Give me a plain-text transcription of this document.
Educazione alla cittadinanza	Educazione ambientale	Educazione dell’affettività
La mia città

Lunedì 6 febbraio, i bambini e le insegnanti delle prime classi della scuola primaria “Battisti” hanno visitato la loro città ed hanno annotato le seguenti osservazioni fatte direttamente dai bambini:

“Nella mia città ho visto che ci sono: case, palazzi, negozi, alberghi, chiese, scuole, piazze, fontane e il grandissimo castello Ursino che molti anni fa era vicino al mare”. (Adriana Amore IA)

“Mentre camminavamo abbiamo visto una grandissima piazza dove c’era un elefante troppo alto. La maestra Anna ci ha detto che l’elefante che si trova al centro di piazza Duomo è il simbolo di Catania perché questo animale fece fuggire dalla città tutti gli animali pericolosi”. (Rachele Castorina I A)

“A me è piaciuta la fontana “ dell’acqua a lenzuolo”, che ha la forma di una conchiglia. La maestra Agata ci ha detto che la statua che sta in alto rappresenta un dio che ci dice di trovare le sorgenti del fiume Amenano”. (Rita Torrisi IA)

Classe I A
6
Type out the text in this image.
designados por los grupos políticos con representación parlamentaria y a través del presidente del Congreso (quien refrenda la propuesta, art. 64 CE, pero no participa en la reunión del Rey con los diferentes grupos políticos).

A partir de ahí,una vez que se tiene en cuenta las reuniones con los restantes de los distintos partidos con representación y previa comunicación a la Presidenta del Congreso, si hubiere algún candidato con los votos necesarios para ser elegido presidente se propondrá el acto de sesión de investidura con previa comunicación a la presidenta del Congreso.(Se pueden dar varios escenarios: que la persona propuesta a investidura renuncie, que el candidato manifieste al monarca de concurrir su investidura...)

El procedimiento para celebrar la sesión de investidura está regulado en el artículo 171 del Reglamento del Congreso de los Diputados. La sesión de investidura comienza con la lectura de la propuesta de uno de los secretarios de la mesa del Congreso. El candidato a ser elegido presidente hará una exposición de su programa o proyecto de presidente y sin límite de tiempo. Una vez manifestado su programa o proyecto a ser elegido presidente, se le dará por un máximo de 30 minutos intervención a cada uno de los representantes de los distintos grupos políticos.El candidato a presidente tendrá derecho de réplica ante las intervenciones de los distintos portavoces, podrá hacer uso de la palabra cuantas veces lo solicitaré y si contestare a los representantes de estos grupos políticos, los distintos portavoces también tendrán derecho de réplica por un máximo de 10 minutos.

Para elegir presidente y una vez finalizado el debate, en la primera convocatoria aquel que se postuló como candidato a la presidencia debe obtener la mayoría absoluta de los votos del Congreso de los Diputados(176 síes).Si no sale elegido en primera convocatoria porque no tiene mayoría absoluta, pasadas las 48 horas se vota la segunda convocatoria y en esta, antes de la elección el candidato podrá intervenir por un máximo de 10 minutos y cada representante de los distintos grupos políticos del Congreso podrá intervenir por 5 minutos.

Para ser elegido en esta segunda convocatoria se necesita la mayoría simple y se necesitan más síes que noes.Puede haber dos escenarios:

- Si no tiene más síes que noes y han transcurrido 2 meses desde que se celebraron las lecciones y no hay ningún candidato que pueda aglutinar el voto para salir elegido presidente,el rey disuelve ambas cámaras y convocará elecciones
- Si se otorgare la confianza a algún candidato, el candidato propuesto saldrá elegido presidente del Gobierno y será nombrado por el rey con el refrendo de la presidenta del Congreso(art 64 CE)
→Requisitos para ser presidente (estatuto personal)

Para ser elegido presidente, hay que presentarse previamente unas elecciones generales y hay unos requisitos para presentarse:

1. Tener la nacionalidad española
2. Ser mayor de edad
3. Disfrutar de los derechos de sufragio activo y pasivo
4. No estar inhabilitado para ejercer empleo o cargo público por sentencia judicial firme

- Task to carry out:
Your task is to repeat every entry exactly.

- Result for this exercise:
Give me a plain-text transcription of this document.
Educazione alla cittadinanza	Educazione ambientale	Educazione dell’affettività
La mia città

Lunedì 6 febbraio, i bambini e le insegnanti delle prime classi della scuola primaria “Battisti” hanno visitato la loro città ed hanno annotato le seguenti osservazioni fatte direttamente dai bambini:

“Nella mia città ho visto che ci sono: case, palazzi, negozi, alberghi, chiese, scuole, piazze, fontane e il grandissimo castello Ursino che molti anni fa era vicino al mare”. (Adriana Amore IA)

“Mentre camminavamo abbiamo visto una grandissima piazza dove c’era un elefante troppo alto. La maestra Anna ci ha detto che l’elefante che si trova al centro di piazza Duomo è il simbolo di Catania perché questo animale fece fuggire dalla città tutti gli animali pericolosi”. (Rachele Castorina I A)

“A me è piaciuta la fontana “ dell’acqua a lenzuolo”, che ha la forma di una conchiglia. La maestra Agata ci ha detto che la statua che sta in alto rappresenta un dio che ci dice di trovare le sorgenti del fiume Amenano”. (Rita Torrisi IA)

Classe I A
6
Type out the text in this image.
designados por los grupos políticos con representación parlamentaria y a través del presidente del Congreso (quien refrenda la propuesta, art. 64 CE, pero no participa en la reunión del Rey con los diferentes grupos políticos).

A partir de ahí,una vez que se tiene en cuenta las reuniones con los restantes de los distintos partidos con representación y previa comunicación a la Presidenta del Congreso, si hubiere algún candidato con los votos necesarios para ser elegido presidente se propondrá el acto de sesión de investidura con previa comunicación a la presidenta del Congreso.(Se pueden dar varios escenarios: que la persona propuesta a investidura renuncie, que el candidato manifieste al monarca de concurrir su investidura...)

El procedimiento para celebrar la sesión de investidura está regulado en el artículo 171 del Reglamento del Congreso de los Diputados. La sesión de investidura comienza con la lectura de la propuesta de uno de los secretarios de la mesa del Congreso. El candidato a ser elegido presidente hará una exposición de su programa o proyecto de presidente y sin límite de tiempo. Una vez manifestado su programa o proyecto a ser elegido presidente, se le dará por un máximo de 30 minutos intervención a cada uno de los representantes de los distintos grupos políticos.El candidato a presidente tendrá derecho de réplica ante las intervenciones de los distintos portavoces, podrá hacer uso de la palabra cuantas veces lo solicitaré y si contestare a los representantes de estos grupos políticos, los distintos portavoces también tendrán derecho de réplica por un máximo de 10 minutos.

Para elegir presidente y una vez finalizado el debate, en la primera convocatoria aquel que se postuló como candidato a la presidencia debe obtener la mayoría absoluta de los votos del Congreso de los Diputados(176 síes).Si no sale elegido en primera convocatoria porque no tiene mayoría absoluta, pasadas las 48 horas se vota la segunda convocatoria y en esta, antes de la elección el candidato podrá intervenir por un máximo de 10 minutos y cada representante de los distintos grupos políticos del Congreso podrá intervenir por 5 minutos.

Para ser elegido en esta segunda convocatoria se necesita la mayoría simple y se necesitan más síes que noes.Puede haber dos escenarios:

- Si no tiene más síes que noes y han transcurrido 2 meses desde que se celebraron las lecciones y no hay ningún candidato que pueda aglutinar el voto para salir elegido presidente,el rey disuelve ambas cámaras y convocará elecciones
- Si se otorgare la confianza a algún candidato, el candidato propuesto saldrá elegido presidente del Gobierno y será nombrado por el rey con el refrendo de la presidenta del Congreso(art 64 CE)
→Requisitos para ser presidente (estatuto personal)

Para ser elegido presidente, hay que presentarse previamente unas elecciones generales y hay unos requisitos para presentarse:

1. Tener la nacionalidad española
2. Ser mayor de edad
3. Disfrutar de los derechos de sufragio activo y pasivo
4. No estar inhabilitado para ejercer empleo o cargo público por sentencia judicial firme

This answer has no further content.